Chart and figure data
==================================================
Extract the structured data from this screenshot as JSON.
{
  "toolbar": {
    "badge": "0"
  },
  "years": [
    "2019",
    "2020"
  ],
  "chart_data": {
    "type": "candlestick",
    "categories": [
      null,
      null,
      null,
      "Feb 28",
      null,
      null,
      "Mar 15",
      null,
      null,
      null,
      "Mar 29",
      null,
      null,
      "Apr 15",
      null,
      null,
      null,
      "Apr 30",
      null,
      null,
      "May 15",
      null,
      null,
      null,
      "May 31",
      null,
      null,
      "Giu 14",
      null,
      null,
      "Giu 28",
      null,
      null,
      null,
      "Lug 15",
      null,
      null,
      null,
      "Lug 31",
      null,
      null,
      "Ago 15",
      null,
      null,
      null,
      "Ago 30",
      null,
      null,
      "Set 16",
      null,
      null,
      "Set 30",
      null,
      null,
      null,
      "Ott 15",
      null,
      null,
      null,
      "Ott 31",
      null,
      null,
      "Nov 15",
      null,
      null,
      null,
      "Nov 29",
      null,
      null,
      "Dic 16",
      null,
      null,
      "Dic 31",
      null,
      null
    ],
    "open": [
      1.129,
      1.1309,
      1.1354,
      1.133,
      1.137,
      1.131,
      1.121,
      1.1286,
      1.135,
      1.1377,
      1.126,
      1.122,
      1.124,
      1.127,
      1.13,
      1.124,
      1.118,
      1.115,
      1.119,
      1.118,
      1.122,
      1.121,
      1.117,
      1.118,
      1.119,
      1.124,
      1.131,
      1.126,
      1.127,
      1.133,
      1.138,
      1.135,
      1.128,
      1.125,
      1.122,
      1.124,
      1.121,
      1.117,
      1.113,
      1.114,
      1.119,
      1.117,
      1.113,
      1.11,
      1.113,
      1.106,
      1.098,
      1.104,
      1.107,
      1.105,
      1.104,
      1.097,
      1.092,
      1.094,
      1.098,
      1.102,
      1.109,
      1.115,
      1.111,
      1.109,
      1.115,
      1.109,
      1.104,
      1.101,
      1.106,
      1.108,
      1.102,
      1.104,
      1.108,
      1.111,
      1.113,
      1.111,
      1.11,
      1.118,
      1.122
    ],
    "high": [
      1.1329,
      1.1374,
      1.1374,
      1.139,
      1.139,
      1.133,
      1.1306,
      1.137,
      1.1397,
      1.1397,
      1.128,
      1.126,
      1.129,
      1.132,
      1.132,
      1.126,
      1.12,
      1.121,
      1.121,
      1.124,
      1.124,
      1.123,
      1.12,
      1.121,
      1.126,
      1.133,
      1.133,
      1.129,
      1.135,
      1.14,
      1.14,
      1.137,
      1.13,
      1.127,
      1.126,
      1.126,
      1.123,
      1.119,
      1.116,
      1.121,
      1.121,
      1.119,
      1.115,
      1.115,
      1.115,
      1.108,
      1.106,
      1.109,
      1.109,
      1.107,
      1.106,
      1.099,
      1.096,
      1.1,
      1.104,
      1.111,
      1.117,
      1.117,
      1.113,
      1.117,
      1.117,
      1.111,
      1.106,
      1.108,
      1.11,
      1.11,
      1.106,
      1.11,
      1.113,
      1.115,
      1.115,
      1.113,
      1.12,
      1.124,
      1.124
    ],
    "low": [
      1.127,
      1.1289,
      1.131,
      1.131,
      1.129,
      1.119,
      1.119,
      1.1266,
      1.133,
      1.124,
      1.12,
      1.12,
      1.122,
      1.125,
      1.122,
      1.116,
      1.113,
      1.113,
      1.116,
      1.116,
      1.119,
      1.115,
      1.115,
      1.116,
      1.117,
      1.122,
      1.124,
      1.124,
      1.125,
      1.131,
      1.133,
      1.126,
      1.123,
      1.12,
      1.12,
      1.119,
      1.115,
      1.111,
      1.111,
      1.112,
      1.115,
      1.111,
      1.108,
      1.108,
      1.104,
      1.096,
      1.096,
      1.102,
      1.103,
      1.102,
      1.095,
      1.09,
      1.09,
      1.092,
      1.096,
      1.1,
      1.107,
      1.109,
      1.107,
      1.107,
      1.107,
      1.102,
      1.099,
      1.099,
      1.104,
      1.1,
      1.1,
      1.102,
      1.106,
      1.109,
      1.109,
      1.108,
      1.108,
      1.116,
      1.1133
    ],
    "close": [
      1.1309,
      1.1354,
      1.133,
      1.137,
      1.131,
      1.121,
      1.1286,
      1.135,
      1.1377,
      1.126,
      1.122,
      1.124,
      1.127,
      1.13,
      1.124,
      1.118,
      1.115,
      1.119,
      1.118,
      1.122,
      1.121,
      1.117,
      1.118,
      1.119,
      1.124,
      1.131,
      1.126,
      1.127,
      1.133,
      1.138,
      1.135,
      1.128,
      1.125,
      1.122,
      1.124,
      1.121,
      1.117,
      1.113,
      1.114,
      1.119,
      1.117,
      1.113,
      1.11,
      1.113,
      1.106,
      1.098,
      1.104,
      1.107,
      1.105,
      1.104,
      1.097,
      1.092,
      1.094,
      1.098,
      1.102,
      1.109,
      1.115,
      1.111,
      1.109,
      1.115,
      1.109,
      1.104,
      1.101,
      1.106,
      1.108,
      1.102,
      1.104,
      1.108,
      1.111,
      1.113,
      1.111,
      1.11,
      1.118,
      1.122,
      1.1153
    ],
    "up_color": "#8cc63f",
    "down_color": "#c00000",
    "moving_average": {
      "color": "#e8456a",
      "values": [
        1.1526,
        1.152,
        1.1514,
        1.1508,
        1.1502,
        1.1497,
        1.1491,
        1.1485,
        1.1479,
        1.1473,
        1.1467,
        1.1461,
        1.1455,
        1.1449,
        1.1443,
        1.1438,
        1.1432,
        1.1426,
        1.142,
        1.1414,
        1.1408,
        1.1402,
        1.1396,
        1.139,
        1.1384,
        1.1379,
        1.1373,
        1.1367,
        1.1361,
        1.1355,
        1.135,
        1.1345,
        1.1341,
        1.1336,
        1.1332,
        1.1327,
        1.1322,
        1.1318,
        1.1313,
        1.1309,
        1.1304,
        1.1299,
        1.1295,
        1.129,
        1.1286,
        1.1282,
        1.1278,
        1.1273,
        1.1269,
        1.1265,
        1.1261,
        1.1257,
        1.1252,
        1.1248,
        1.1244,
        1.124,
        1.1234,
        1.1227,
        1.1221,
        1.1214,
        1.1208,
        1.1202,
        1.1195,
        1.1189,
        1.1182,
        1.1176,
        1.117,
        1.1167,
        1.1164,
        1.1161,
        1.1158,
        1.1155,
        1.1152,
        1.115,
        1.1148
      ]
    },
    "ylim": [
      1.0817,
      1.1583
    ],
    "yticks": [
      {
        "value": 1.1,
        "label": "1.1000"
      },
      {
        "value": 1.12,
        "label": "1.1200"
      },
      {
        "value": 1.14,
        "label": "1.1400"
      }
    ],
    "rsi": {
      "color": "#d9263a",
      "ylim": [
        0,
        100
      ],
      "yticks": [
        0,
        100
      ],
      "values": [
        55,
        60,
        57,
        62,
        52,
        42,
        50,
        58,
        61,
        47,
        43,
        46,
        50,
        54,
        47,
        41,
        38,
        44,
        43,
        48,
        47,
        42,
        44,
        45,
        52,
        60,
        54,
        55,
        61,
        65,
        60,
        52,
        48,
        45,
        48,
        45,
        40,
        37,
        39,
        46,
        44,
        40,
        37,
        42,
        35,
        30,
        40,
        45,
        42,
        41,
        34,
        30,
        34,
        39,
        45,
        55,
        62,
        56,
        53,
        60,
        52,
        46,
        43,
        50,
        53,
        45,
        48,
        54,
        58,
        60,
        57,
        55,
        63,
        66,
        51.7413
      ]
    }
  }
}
==================================================
(EXERCISE REQUIREMENTS)
From the first line to the last, retype the data exactly.

(OUTPUT FOR THIS TASK)
Extract the structured data from this screenshot as JSON.
{
  "toolbar": {
    "badge": "0"
  },
  "years": [
    "2019",
    "2020"
  ],
  "chart_data": {
    "type": "candlestick",
    "categories": [
      null,
      null,
      null,
      "Feb 28",
      null,
      null,
      "Mar 15",
      null,
      null,
      null,
      "Mar 29",
      null,
      null,
      "Apr 15",
      null,
      null,
      null,
      "Apr 30",
      null,
      null,
      "May 15",
      null,
      null,
      null,
      "May 31",
      null,
      null,
      "Giu 14",
      null,
      null,
      "Giu 28",
      null,
      null,
      null,
      "Lug 15",
      null,
      null,
      null,
      "Lug 31",
      null,
      null,
      "Ago 15",
      null,
      null,
      null,
      "Ago 30",
      null,
      null,
      "Set 16",
      null,
      null,
      "Set 30",
      null,
      null,
      null,
      "Ott 15",
      null,
      null,
      null,
      "Ott 31",
      null,
      null,
      "Nov 15",
      null,
      null,
      null,
      "Nov 29",
      null,
      null,
      "Dic 16",
      null,
      null,
      "Dic 31",
      null,
      null
    ],
    "open": [
      1.129,
      1.1309,
      1.1354,
      1.133,
      1.137,
      1.131,
      1.121,
      1.1286,
      1.135,
      1.1377,
      1.126,
      1.122,
      1.124,
      1.127,
      1.13,
      1.124,
      1.118,
      1.115,
      1.119,
      1.118,
      1.122,
      1.121,
      1.117,
      1.118,
      1.119,
      1.124,
      1.131,
      1.126,
      1.127,
      1.133,
      1.138,
      1.135,
      1.128,
      1.125,
      1.122,
      1.124,
      1.121,
      1.117,
      1.113,
      1.114,
      1.119,
      1.117,
      1.113,
      1.11,
      1.113,
      1.106,
      1.098,
      1.104,
      1.107,
      1.105,
      1.104,
      1.097,
      1.092,
      1.094,
      1.098,
      1.102,
      1.109,
      1.115,
      1.111,
      1.109,
      1.115,
      1.109,
      1.104,
      1.101,
      1.106,
      1.108,
      1.102,
      1.104,
      1.108,
      1.111,
      1.113,
      1.111,
      1.11,
      1.118,
      1.122
    ],
    "high": [
      1.1329,
      1.1374,
      1.1374,
      1.139,
      1.139,
      1.133,
      1.1306,
      1.137,
      1.1397,
      1.1397,
      1.128,
      1.126,
      1.129,
      1.132,
      1.132,
      1.126,
      1.12,
      1.121,
      1.121,
      1.124,
      1.124,
      1.123,
      1.12,
      1.121,
      1.126,
      1.133,
      1.133,
      1.129,
      1.135,
      1.14,
      1.14,
      1.137,
      1.13,
      1.127,
      1.126,
      1.126,
      1.123,
      1.119,
      1.116,
      1.121,
      1.121,
      1.119,
      1.115,
      1.115,
      1.115,
      1.108,
      1.106,
      1.109,
      1.109,
      1.107,
      1.106,
      1.099,
      1.096,
      1.1,
      1.104,
      1.111,
      1.117,
      1.117,
      1.113,
      1.117,
      1.117,
      1.111,
      1.106,
      1.108,
      1.11,
      1.11,
      1.106,
      1.11,
      1.113,
      1.115,
      1.115,
      1.113,
      1.12,
      1.124,
      1.124
    ],
    "low": [
      1.127,
      1.1289,
      1.131,
      1.131,
      1.129,
      1.119,
      1.119,
      1.1266,
      1.133,
      1.124,
      1.12,
      1.12,
      1.122,
      1.125,
      1.122,
      1.116,
      1.113,
      1.113,
      1.116,
      1.116,
      1.119,
      1.115,
      1.115,
      1.116,
      1.117,
      1.122,
      1.124,
      1.124,
      1.125,
      1.131,
      1.133,
      1.126,
      1.123,
      1.12,
      1.12,
      1.119,
      1.115,
      1.111,
      1.111,
      1.112,
      1.115,
      1.111,
      1.108,
      1.108,
      1.104,
      1.096,
      1.096,
      1.102,
      1.103,
      1.102,
      1.095,
      1.09,
      1.09,
      1.092,
      1.096,
      1.1,
      1.107,
      1.109,
      1.107,
      1.107,
      1.107,
      1.102,
      1.099,
      1.099,
      1.104,
      1.1,
      1.1,
      1.102,
      1.106,
      1.109,
      1.109,
      1.108,
      1.108,
      1.116,
      1.1133
    ],
    "close": [
      1.1309,
      1.1354,
      1.133,
      1.137,
      1.131,
      1.121,
      1.1286,
      1.135,
      1.1377,
      1.126,
      1.122,
      1.124,
      1.127,
      1.13,
      1.124,
      1.118,
      1.115,
      1.119,
      1.118,
      1.122,
      1.121,
      1.117,
      1.118,
      1.119,
      1.124,
      1.131,
      1.126,
      1.127,
      1.133,
      1.138,
      1.135,
      1.128,
      1.125,
      1.122,
      1.124,
      1.121,
      1.117,
      1.113,
      1.114,
      1.119,
      1.117,
      1.113,
      1.11,
      1.113,
      1.106,
      1.098,
      1.104,
      1.107,
      1.105,
      1.104,
      1.097,
      1.092,
      1.094,
      1.098,
      1.102,
      1.109,
      1.115,
      1.111,
      1.109,
      1.115,
      1.109,
      1.104,
      1.101,
      1.106,
      1.108,
      1.102,
      1.104,
      1.108,
      1.111,
      1.113,
      1.111,
      1.11,
      1.118,
      1.122,
      1.1153
    ],
    "up_color": "#8cc63f",
    "down_color": "#c00000",
    "moving_average": {
      "color": "#e8456a",
      "values": [
        1.1526,
        1.152,
        1.1514,
        1.1508,
        1.1502,
        1.1497,
        1.1491,
        1.1485,
        1.1479,
        1.1473,
        1.1467,
        1.1461,
        1.1455,
        1.1449,
        1.1443,
        1.1438,
        1.1432,
        1.1426,
        1.142,
        1.1414,
        1.1408,
        1.1402,
        1.1396,
        1.139,
        1.1384,
        1.1379,
        1.1373,
        1.1367,
        1.1361,
        1.1355,
        1.135,
        1.1345,
        1.1341,
        1.1336,
        1.1332,
        1.1327,
        1.1322,
        1.1318,
        1.1313,
        1.1309,
        1.1304,
        1.1299,
        1.1295,
        1.129,
        1.1286,
        1.1282,
        1.1278,
        1.1273,
        1.1269,
        1.1265,
        1.1261,
        1.1257,
        1.1252,
        1.1248,
        1.1244,
        1.124,
        1.1234,
        1.1227,
        1.1221,
        1.1214,
        1.1208,
        1.1202,
        1.1195,
        1.1189,
        1.1182,
        1.1176,
        1.117,
        1.1167,
        1.1164,
        1.1161,
        1.1158,
        1.1155,
        1.1152,
        1.115,
        1.1148
      ]
    },
    "ylim": [
      1.0817,
      1.1583
    ],
    "yticks": [
      {
        "value": 1.1,
        "label": "1.1000"
      },
      {
        "value": 1.12,
        "label": "1.1200"
      },
      {
        "value": 1.14,
        "label": "1.1400"
      }
    ],
    "rsi": {
      "color": "#d9263a",
      "ylim": [
        0,
        100
      ],
      "yticks": [
        0,
        100
      ],
      "values": [
        55,
        60,
        57,
        62,
        52,
        42,
        50,
        58,
        61,
        47,
        43,
        46,
        50,
        54,
        47,
        41,
        38,
        44,
        43,
        48,
        47,
        42,
        44,
        45,
        52,
        60,
        54,
        55,
        61,
        65,
        60,
        52,
        48,
        45,
        48,
        45,
        40,
        37,
        39,
        46,
        44,
        40,
        37,
        42,
        35,
        30,
        40,
        45,
        42,
        41,
        34,
        30,
        34,
        39,
        45,
        55,
        62,
        56,
        53,
        60,
        52,
        46,
        43,
        50,
        53,
        45,
        48,
        54,
        58,
        60,
        57,
        55,
        63,
        66,
        51.7413
      ]
    }
  }
}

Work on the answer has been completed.